* **Set task**:
Write every line of the material out exactly as shown.

-----

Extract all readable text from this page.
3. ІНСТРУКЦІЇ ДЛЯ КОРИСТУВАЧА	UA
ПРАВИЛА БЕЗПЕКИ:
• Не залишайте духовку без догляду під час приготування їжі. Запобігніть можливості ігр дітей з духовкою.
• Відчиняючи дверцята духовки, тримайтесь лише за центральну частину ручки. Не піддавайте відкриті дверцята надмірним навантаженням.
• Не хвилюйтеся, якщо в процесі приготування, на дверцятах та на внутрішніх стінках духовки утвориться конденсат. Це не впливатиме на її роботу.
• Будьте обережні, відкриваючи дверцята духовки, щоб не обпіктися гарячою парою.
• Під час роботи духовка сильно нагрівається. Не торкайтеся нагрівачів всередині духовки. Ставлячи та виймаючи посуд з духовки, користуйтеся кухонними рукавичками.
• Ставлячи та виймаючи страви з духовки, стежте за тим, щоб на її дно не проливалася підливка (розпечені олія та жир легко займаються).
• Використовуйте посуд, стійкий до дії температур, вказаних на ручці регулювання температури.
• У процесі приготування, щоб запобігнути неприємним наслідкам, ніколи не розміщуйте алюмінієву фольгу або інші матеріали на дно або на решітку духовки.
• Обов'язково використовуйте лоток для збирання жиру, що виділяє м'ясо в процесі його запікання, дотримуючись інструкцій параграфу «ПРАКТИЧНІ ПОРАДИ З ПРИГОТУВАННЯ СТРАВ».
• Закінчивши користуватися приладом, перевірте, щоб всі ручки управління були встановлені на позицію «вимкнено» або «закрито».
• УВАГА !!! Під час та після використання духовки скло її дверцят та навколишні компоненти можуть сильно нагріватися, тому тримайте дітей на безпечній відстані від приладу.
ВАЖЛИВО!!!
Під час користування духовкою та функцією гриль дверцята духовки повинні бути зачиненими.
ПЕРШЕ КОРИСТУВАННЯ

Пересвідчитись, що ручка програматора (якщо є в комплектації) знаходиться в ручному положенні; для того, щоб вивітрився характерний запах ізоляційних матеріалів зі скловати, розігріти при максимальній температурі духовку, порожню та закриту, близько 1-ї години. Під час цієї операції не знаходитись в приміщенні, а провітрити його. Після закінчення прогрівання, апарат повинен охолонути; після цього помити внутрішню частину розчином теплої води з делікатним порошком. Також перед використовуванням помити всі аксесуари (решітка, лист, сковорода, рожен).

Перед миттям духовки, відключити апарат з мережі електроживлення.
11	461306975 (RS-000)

-----

* **Solution for this exercise**:
Extract all readable text from this page.
3. ІНСТРУКЦІЇ ДЛЯ КОРИСТУВАЧА	UA
ПРАВИЛА БЕЗПЕКИ:
• Не залишайте духовку без догляду під час приготування їжі. Запобігніть можливості ігр дітей з духовкою.
• Відчиняючи дверцята духовки, тримайтесь лише за центральну частину ручки. Не піддавайте відкриті дверцята надмірним навантаженням.
• Не хвилюйтеся, якщо в процесі приготування, на дверцятах та на внутрішніх стінках духовки утвориться конденсат. Це не впливатиме на її роботу.
• Будьте обережні, відкриваючи дверцята духовки, щоб не обпіктися гарячою парою.
• Під час роботи духовка сильно нагрівається. Не торкайтеся нагрівачів всередині духовки. Ставлячи та виймаючи посуд з духовки, користуйтеся кухонними рукавичками.
• Ставлячи та виймаючи страви з духовки, стежте за тим, щоб на її дно не проливалася підливка (розпечені олія та жир легко займаються).
• Використовуйте посуд, стійкий до дії температур, вказаних на ручці регулювання температури.
• У процесі приготування, щоб запобігнути неприємним наслідкам, ніколи не розміщуйте алюмінієву фольгу або інші матеріали на дно або на решітку духовки.
• Обов'язково використовуйте лоток для збирання жиру, що виділяє м'ясо в процесі його запікання, дотримуючись інструкцій параграфу «ПРАКТИЧНІ ПОРАДИ З ПРИГОТУВАННЯ СТРАВ».
• Закінчивши користуватися приладом, перевірте, щоб всі ручки управління були встановлені на позицію «вимкнено» або «закрито».
• УВАГА !!! Під час та після використання духовки скло її дверцят та навколишні компоненти можуть сильно нагріватися, тому тримайте дітей на безпечній відстані від приладу.
ВАЖЛИВО!!!
Під час користування духовкою та функцією гриль дверцята духовки повинні бути зачиненими.
ПЕРШЕ КОРИСТУВАННЯ

Пересвідчитись, що ручка програматора (якщо є в комплектації) знаходиться в ручному положенні; для того, щоб вивітрився характерний запах ізоляційних матеріалів зі скловати, розігріти при максимальній температурі духовку, порожню та закриту, близько 1-ї години. Під час цієї операції не знаходитись в приміщенні, а провітрити його. Після закінчення прогрівання, апарат повинен охолонути; після цього помити внутрішню частину розчином теплої води з делікатним порошком. Також перед використовуванням помити всі аксесуари (решітка, лист, сковорода, рожен).

Перед миттям духовки, відключити апарат з мережі електроживлення.
11	461306975 (RS-000)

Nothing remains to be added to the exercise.